Could you echo back, character for character, every line from the very first one through the line containing "x-tick-label: 2021: [251, 341, 294, 394]", both included?

..............................

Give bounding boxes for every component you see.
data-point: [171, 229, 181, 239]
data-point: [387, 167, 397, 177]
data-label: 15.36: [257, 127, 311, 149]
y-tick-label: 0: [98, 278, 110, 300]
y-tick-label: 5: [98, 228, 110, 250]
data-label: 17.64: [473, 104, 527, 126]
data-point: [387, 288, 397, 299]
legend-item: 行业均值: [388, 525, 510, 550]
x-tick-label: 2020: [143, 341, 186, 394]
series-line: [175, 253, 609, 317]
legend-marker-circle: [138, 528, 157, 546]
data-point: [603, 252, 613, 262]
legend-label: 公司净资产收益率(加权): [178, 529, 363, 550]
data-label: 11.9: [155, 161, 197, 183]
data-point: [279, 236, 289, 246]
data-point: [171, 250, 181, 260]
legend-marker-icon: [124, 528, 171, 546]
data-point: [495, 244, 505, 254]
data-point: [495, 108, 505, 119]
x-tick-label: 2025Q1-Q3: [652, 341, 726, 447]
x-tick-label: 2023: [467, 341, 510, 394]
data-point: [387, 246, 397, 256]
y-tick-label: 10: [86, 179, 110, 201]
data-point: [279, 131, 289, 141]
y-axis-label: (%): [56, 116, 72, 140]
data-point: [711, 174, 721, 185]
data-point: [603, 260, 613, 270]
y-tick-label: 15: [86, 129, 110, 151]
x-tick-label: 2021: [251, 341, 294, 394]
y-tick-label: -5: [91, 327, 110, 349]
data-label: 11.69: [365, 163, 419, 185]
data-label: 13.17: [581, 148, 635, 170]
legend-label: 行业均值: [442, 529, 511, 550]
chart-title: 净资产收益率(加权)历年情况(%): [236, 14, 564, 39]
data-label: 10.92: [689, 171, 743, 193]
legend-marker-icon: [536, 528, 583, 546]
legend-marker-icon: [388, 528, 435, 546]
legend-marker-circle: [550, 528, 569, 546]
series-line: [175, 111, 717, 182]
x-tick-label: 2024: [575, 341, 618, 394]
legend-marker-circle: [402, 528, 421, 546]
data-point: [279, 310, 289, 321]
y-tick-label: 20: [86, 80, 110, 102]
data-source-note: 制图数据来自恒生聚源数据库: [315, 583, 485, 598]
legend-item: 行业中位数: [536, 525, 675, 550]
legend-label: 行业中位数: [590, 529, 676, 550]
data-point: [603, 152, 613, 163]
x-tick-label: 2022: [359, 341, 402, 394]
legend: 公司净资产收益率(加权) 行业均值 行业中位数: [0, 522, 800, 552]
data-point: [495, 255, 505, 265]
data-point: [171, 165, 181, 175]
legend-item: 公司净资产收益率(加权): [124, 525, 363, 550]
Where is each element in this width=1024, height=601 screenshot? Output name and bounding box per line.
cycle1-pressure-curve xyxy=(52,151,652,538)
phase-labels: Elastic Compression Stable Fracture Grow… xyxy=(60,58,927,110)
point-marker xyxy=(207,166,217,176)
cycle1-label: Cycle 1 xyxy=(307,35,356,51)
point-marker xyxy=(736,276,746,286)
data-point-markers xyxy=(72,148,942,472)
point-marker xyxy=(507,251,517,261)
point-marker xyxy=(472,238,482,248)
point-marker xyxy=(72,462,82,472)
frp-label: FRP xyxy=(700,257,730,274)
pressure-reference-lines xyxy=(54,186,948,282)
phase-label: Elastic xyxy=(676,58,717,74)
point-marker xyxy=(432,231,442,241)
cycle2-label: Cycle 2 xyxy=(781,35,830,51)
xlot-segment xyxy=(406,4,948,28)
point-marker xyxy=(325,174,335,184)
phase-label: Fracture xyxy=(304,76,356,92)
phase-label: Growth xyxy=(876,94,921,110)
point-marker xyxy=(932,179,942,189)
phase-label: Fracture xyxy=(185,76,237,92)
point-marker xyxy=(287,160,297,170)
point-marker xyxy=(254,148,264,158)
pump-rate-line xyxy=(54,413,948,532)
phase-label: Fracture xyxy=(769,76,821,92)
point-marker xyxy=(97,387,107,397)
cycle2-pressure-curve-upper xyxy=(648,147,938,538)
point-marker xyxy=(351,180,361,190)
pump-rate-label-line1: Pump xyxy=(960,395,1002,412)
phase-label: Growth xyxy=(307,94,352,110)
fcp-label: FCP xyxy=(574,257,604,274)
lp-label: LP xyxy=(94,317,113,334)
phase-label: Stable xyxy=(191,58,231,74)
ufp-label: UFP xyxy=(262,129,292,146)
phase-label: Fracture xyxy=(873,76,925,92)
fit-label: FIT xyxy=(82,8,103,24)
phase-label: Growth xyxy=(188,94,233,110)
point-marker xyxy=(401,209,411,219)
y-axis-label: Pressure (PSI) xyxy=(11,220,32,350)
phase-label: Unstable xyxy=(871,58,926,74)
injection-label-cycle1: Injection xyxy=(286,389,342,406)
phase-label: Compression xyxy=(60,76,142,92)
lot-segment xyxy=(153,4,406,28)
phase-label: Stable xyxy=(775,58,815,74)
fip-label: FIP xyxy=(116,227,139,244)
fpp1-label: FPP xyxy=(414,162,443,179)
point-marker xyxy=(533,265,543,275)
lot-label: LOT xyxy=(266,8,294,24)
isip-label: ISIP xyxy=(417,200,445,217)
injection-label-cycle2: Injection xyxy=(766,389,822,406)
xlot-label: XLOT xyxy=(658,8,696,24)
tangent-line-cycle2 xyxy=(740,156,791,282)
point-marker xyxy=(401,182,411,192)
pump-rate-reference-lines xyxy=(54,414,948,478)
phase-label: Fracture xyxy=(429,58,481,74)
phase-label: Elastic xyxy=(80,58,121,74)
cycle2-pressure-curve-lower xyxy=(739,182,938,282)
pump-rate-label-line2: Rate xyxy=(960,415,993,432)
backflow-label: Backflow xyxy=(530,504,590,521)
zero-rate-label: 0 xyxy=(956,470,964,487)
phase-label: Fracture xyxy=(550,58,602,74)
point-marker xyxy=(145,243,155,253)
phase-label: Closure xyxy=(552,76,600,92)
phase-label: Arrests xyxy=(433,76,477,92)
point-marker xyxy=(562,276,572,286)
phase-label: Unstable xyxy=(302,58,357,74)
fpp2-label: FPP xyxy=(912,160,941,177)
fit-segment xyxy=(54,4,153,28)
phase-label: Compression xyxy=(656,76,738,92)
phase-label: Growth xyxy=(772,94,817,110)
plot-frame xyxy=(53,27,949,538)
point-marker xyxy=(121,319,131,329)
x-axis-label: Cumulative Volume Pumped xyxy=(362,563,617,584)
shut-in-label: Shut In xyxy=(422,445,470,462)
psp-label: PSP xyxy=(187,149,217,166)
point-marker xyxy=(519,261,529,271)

..............................

#### [Reply to the exercise]
Give bounding boxes for every component you see.
data-point: [171, 229, 181, 239]
data-point: [387, 167, 397, 177]
data-label: 15.36: [257, 127, 311, 149]
y-tick-label: 0: [98, 278, 110, 300]
y-tick-label: 5: [98, 228, 110, 250]
data-label: 17.64: [473, 104, 527, 126]
data-point: [387, 288, 397, 299]
legend-item: 行业均值: [388, 525, 510, 550]
x-tick-label: 2020: [143, 341, 186, 394]
series-line: [175, 253, 609, 317]
legend-marker-circle: [138, 528, 157, 546]
data-point: [603, 252, 613, 262]
legend-label: 公司净资产收益率(加权): [178, 529, 363, 550]
data-label: 11.9: [155, 161, 197, 183]
data-point: [279, 236, 289, 246]
data-point: [171, 250, 181, 260]
legend-marker-icon: [124, 528, 171, 546]
data-point: [495, 244, 505, 254]
data-point: [495, 108, 505, 119]
x-tick-label: 2025Q1-Q3: [652, 341, 726, 447]
x-tick-label: 2023: [467, 341, 510, 394]
data-point: [387, 246, 397, 256]
y-tick-label: 10: [86, 179, 110, 201]
data-point: [279, 131, 289, 141]
y-axis-label: (%): [56, 116, 72, 140]
data-point: [711, 174, 721, 185]
data-point: [603, 260, 613, 270]
y-tick-label: 15: [86, 129, 110, 151]
x-tick-label: 2021: [251, 341, 294, 394]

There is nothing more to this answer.